[Dataset rows]
----------------
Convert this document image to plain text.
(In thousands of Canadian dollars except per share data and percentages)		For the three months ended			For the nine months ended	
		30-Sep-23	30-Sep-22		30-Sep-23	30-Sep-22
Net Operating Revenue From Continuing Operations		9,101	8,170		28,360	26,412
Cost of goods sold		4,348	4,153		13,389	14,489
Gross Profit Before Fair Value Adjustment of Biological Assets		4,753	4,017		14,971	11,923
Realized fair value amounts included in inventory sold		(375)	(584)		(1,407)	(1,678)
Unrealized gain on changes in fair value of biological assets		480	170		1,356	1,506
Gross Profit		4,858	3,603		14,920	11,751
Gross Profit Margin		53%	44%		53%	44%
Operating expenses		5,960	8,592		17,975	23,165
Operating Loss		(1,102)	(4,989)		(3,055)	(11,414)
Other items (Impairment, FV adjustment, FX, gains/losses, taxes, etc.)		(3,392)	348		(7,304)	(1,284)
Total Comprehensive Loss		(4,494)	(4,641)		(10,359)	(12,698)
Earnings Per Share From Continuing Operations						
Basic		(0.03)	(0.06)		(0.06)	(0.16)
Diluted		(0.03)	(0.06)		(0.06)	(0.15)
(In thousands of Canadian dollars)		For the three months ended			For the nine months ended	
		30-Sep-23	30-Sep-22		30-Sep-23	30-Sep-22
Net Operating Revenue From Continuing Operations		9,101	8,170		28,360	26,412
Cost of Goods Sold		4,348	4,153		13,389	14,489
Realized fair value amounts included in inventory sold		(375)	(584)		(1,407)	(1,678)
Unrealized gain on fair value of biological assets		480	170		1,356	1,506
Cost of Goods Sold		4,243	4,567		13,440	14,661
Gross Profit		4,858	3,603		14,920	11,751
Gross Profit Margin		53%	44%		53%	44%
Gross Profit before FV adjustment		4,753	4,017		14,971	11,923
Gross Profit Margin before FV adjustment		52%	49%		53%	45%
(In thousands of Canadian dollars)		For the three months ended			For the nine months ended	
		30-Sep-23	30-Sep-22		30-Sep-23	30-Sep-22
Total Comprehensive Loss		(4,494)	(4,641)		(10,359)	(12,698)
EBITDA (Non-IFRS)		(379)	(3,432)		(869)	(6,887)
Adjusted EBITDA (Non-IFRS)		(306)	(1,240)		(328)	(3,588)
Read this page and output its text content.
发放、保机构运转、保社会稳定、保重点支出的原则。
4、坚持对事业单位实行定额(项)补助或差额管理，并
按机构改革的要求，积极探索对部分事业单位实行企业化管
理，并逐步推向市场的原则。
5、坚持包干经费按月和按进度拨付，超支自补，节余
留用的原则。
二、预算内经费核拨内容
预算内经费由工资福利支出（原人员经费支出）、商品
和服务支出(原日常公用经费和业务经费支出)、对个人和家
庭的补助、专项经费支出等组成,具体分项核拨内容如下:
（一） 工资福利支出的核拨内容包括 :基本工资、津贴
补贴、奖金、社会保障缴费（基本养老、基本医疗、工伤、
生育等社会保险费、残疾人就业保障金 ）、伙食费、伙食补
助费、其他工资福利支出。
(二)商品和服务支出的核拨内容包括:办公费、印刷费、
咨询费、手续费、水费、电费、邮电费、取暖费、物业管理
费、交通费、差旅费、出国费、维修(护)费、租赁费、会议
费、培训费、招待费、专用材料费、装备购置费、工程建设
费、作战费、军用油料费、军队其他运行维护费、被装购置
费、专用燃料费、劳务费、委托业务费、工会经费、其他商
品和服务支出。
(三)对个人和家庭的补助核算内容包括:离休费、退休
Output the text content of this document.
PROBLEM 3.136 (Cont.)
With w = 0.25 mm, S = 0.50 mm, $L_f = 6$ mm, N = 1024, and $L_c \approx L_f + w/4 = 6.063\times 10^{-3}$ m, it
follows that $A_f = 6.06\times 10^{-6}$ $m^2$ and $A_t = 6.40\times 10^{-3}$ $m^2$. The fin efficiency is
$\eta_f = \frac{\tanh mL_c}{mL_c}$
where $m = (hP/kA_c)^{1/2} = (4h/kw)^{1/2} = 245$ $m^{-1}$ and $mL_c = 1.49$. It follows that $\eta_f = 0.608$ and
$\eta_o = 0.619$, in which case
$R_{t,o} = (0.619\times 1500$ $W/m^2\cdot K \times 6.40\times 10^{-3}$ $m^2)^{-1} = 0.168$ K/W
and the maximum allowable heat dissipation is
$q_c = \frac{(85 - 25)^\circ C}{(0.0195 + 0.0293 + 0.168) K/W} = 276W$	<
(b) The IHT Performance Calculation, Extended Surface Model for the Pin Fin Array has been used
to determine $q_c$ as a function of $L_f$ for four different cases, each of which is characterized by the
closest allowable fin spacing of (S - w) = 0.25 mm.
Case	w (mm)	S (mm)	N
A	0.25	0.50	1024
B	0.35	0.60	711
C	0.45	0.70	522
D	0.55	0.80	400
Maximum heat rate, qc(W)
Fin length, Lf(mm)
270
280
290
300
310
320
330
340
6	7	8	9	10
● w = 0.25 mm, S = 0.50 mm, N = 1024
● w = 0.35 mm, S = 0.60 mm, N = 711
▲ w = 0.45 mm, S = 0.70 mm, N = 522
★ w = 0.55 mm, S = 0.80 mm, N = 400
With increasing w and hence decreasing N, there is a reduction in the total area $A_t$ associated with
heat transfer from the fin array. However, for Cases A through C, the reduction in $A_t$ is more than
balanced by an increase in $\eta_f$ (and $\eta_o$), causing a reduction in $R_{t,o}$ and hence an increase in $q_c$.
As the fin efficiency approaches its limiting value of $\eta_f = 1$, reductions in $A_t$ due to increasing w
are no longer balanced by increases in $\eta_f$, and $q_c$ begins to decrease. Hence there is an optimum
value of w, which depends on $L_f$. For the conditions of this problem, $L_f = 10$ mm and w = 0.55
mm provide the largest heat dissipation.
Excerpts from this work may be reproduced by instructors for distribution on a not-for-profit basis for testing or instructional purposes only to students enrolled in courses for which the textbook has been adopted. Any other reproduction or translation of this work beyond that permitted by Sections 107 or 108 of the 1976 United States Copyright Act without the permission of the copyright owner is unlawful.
----------------
§ **Required task**
Select all lines in the listing above where the word "balanced" appears, and show them.

§ **Solution**
balanced by an increase in $\eta_f$ (and $\eta_o$), causing a reduction in $R_{t,o}$ and hence an increase in $q_c$.
are no longer balanced by increases in $\eta_f$, and $q_c$ begins to decrease. Hence there is an optimum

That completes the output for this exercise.